TASK STATEMENT
Your task is to find every line in the records that holds the string "reagents" and copy it.

┌─ DATASET EXTRACT

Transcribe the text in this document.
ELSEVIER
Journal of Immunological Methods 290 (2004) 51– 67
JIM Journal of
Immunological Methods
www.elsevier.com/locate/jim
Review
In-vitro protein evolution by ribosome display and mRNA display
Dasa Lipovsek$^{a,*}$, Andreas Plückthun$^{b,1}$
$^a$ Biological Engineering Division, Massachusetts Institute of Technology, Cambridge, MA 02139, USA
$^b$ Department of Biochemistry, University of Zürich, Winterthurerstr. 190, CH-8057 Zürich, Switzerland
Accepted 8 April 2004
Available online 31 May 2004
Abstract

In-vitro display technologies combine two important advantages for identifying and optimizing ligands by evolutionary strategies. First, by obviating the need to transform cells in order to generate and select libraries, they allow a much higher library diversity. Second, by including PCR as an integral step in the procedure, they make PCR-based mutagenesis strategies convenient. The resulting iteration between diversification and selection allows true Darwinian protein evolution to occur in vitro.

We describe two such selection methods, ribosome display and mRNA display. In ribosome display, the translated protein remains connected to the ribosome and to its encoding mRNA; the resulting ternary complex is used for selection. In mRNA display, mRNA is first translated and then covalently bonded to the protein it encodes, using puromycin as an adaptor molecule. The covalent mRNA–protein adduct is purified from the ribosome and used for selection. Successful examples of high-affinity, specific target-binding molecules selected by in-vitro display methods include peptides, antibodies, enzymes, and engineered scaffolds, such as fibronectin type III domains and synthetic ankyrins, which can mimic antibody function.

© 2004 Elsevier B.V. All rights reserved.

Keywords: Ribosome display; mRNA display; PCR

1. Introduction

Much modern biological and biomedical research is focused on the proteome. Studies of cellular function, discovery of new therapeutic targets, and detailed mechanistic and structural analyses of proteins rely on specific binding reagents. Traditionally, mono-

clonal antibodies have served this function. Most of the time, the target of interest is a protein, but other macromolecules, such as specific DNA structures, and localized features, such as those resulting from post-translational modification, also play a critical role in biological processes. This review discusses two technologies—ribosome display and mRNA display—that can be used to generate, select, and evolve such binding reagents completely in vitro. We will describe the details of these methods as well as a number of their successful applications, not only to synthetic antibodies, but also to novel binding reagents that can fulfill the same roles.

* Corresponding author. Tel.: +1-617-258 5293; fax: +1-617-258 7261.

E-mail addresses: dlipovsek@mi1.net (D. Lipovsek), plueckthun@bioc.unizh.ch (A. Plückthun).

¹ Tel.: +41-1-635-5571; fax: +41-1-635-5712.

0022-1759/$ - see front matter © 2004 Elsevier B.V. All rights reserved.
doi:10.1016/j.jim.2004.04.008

└─
┌─ DATASET EXTRACT

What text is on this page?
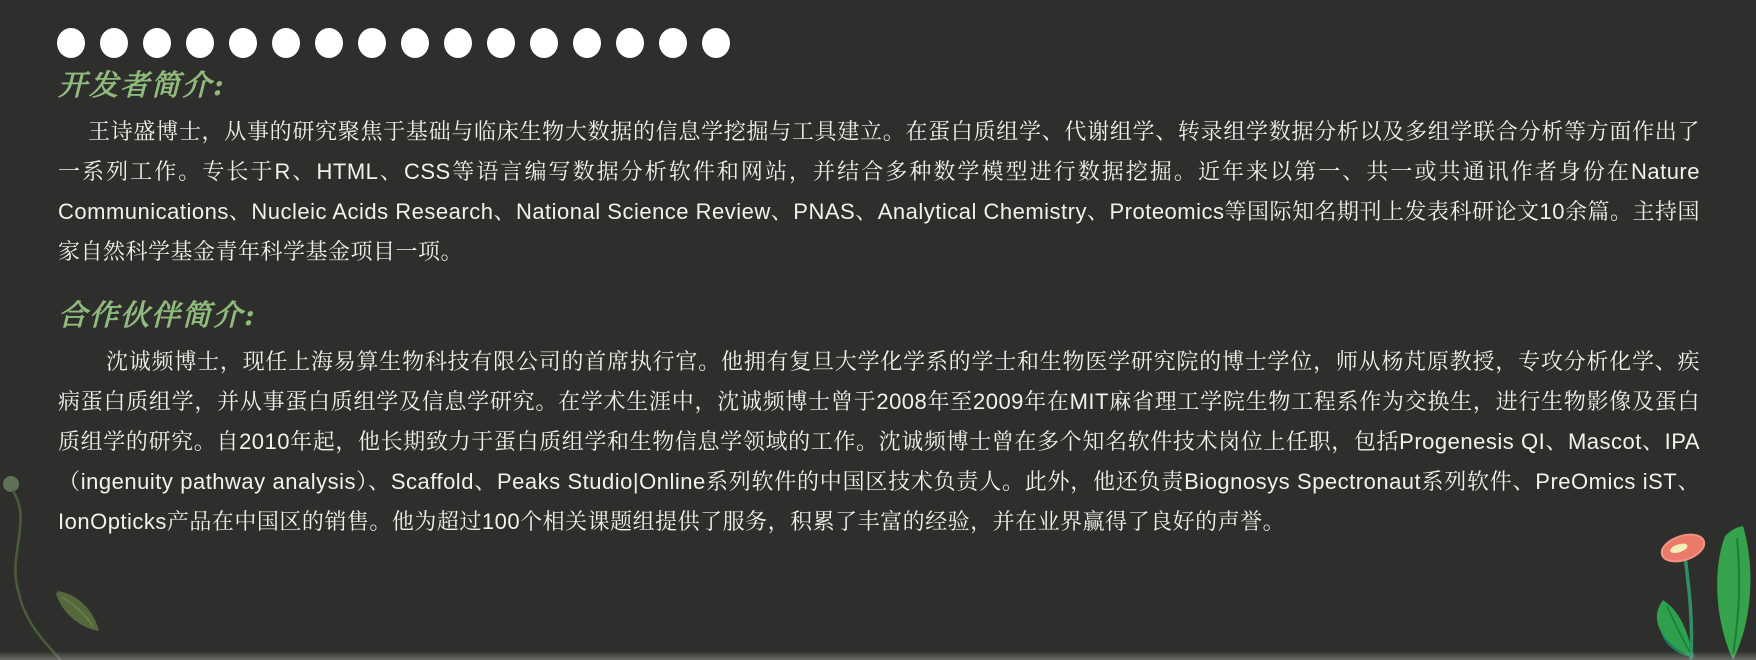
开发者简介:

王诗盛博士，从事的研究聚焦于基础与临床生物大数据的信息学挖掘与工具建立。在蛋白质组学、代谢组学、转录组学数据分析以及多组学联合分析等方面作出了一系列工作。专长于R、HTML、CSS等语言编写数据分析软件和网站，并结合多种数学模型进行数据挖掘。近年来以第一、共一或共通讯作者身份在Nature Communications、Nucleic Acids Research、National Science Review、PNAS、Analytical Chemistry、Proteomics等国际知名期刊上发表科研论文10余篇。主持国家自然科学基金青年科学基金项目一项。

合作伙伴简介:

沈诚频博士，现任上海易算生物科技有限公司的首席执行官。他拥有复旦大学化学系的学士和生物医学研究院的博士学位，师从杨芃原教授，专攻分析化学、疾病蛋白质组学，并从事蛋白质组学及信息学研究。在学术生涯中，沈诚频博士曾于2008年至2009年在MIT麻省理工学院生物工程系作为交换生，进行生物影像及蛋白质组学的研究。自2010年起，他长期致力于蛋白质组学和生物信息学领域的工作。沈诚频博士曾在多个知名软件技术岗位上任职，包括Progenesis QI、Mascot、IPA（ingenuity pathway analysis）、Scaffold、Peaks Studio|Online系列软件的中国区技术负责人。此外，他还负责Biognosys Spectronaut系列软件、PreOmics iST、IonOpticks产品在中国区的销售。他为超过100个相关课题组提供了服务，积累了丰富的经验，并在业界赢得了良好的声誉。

└─
┌─ DATASET EXTRACT

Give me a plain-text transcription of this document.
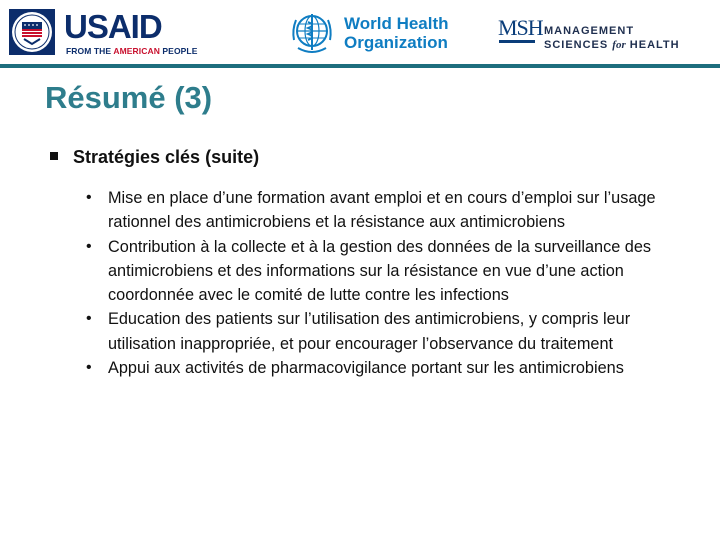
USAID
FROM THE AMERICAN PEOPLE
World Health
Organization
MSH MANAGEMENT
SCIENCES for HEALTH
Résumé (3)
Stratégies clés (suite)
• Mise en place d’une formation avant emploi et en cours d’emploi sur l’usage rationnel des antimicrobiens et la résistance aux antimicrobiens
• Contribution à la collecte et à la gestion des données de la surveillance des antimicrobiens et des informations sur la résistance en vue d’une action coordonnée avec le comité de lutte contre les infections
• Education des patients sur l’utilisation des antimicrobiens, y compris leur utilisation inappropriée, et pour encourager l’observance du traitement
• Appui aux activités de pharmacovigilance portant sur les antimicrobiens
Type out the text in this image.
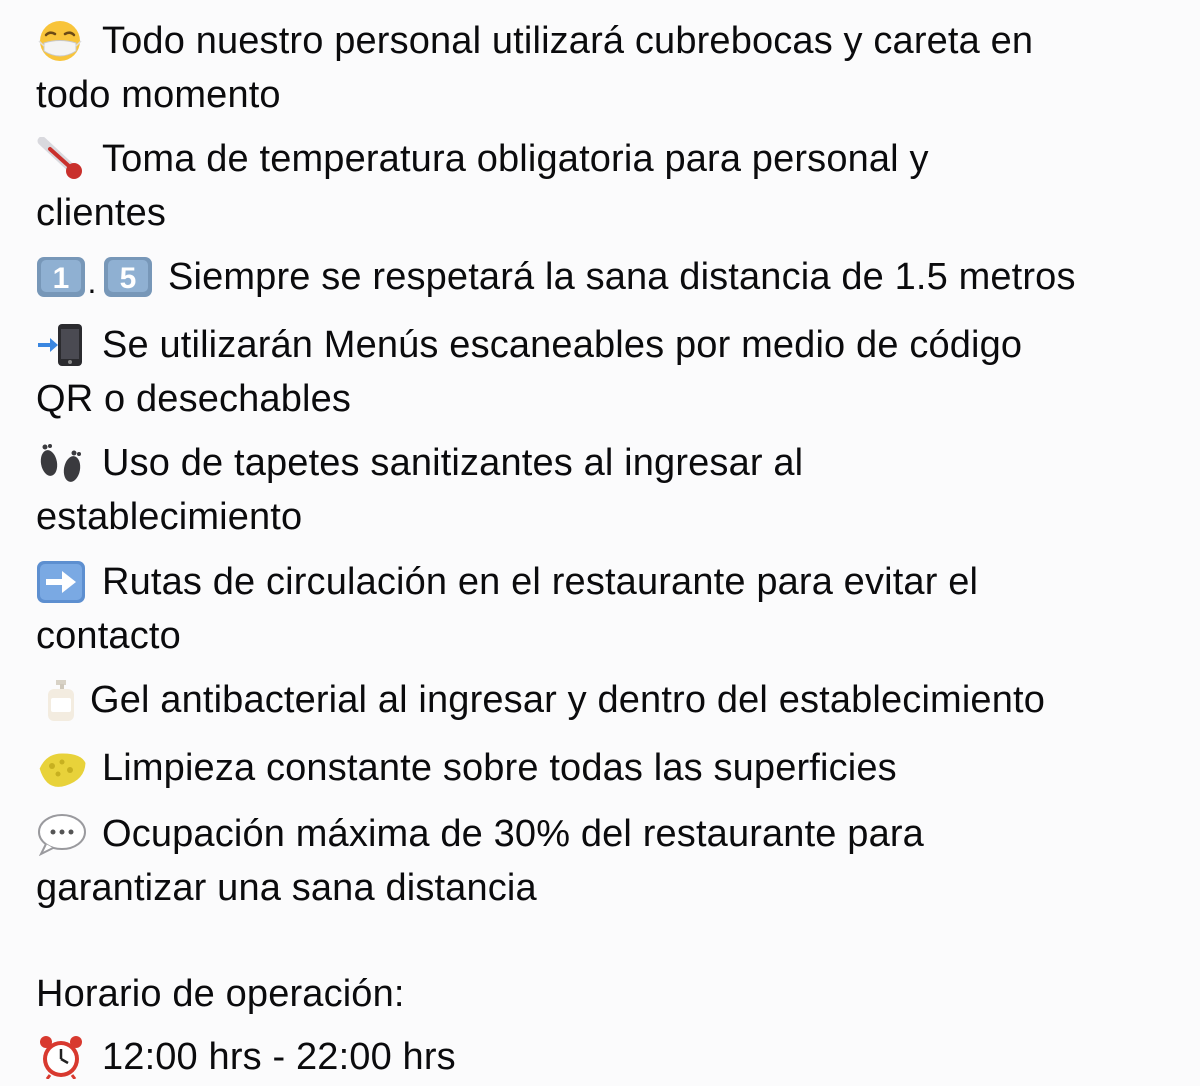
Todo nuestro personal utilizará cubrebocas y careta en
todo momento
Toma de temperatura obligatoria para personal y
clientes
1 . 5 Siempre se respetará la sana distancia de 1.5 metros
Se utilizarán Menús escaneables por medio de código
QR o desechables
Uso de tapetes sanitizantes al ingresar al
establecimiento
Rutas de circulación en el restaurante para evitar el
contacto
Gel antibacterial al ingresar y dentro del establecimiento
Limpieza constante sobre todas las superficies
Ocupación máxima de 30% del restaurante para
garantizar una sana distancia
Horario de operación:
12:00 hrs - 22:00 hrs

└─

RESULT FOR THIS TASK
Much modern biological and biomedical research is focused on the proteome. Studies of cellular function, discovery of new therapeutic targets, and detailed mechanistic and structural analyses of proteins rely on specific binding reagents. Traditionally, mono-
clonal antibodies have served this function. Most of the time, the target of interest is a protein, but other macromolecules, such as specific DNA structures, and localized features, such as those resulting from post-translational modification, also play a critical role in biological processes. This review discusses two technologies—ribosome display and mRNA display—that can be used to generate, select, and evolve such binding reagents completely in vitro. We will describe the details of these methods as well as a number of their successful applications, not only to synthetic antibodies, but also to novel binding reagents that can fulfill the same roles.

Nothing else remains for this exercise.